Exercise task
Count every line that has the word "this". Give the number, without anything more.

Entries with figure data
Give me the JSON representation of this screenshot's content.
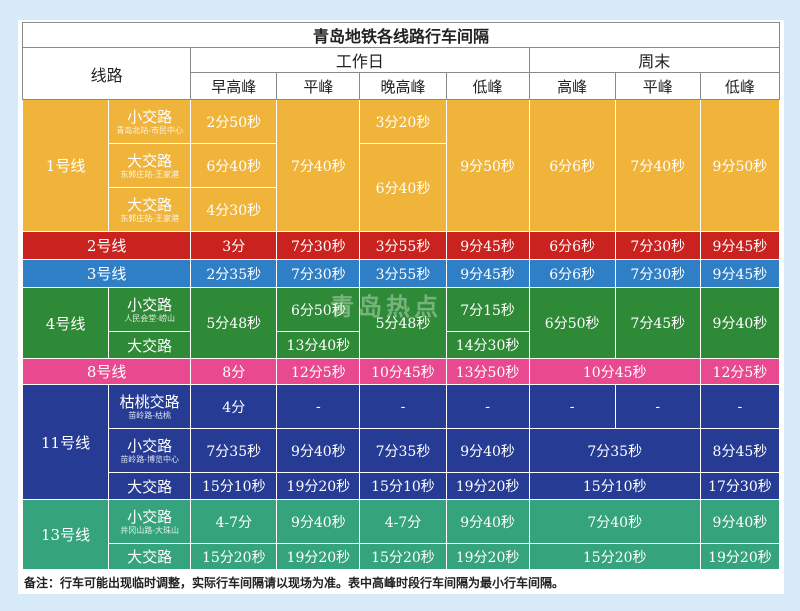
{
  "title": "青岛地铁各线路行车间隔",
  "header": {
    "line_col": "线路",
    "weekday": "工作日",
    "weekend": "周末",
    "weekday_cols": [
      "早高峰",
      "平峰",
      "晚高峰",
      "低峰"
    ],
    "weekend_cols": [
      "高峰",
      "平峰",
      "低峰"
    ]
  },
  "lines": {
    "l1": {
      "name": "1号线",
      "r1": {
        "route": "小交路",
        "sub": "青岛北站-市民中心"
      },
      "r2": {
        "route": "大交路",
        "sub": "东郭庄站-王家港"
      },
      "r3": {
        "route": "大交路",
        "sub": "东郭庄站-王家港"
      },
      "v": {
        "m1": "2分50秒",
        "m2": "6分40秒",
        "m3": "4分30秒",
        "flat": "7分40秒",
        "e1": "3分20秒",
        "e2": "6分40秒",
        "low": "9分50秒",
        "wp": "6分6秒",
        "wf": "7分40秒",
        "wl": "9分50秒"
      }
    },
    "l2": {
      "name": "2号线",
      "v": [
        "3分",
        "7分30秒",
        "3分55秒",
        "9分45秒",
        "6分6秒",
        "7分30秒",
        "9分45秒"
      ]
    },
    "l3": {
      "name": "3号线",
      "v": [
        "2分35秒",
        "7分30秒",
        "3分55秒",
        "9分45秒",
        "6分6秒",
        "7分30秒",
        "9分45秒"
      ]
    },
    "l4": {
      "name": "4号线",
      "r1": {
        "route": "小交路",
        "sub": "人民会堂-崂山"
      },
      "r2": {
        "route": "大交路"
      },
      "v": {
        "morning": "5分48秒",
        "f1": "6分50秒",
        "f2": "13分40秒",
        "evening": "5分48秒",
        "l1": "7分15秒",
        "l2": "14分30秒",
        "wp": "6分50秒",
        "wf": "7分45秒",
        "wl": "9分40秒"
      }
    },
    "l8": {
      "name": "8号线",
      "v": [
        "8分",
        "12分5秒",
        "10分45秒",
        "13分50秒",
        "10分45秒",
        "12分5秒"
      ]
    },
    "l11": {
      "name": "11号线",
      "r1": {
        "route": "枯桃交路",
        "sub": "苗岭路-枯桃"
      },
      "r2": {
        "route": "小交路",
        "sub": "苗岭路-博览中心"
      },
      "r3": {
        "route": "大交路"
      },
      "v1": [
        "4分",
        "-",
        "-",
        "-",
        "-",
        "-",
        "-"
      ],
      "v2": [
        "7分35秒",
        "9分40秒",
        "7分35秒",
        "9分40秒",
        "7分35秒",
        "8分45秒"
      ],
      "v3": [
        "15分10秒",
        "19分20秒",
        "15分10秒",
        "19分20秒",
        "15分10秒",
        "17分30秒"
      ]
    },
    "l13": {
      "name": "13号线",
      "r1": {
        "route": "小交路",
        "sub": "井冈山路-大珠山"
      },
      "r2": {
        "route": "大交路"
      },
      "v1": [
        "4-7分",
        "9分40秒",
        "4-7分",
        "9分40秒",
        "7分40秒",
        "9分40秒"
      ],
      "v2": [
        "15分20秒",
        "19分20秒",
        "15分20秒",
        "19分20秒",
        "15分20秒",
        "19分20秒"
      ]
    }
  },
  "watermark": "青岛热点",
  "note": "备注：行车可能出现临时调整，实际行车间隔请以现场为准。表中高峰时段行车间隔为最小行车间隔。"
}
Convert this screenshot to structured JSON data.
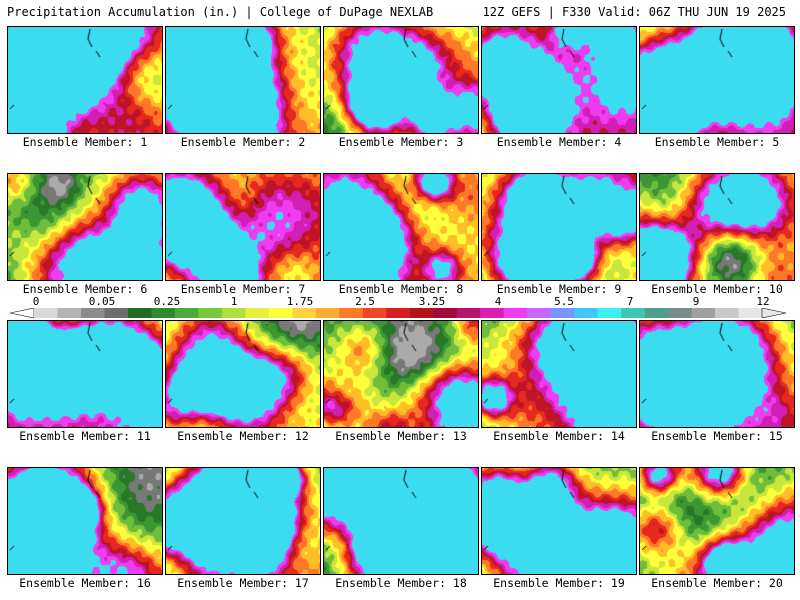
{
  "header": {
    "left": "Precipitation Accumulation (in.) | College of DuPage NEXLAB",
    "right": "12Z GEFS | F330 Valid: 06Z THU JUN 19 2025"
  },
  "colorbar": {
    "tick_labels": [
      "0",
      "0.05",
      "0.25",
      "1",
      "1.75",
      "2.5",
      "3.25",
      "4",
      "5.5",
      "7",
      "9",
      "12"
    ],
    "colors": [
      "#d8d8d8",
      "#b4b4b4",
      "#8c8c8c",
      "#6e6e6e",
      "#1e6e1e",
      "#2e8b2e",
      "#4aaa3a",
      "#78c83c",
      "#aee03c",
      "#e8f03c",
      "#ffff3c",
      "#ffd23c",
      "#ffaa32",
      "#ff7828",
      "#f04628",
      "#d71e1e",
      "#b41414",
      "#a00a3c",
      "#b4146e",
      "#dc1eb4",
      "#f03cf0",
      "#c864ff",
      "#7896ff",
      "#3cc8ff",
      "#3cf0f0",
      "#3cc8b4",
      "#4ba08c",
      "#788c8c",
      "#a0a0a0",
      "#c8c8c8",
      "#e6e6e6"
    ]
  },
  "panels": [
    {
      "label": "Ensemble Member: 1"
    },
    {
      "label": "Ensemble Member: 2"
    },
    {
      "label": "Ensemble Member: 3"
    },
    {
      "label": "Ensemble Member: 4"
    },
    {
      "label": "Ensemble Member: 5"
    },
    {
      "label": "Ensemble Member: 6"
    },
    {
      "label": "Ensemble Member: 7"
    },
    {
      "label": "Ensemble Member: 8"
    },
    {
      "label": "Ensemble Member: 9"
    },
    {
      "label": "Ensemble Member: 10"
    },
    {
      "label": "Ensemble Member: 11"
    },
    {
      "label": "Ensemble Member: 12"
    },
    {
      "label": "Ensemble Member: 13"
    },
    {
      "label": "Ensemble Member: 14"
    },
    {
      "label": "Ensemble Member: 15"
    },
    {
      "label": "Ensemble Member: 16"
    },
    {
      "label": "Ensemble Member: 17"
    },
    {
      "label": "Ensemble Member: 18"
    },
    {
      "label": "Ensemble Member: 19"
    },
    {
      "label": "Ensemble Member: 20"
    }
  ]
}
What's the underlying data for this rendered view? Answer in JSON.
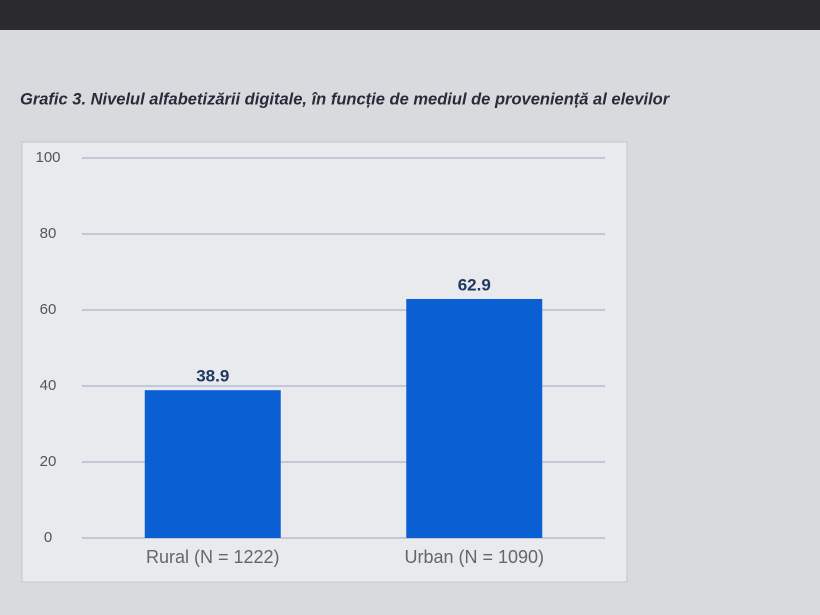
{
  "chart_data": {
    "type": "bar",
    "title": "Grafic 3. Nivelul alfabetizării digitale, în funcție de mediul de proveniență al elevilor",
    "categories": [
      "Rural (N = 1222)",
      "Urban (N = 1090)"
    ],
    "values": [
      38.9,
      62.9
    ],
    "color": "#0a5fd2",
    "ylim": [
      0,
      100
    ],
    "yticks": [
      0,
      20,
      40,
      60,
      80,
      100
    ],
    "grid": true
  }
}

Final result
3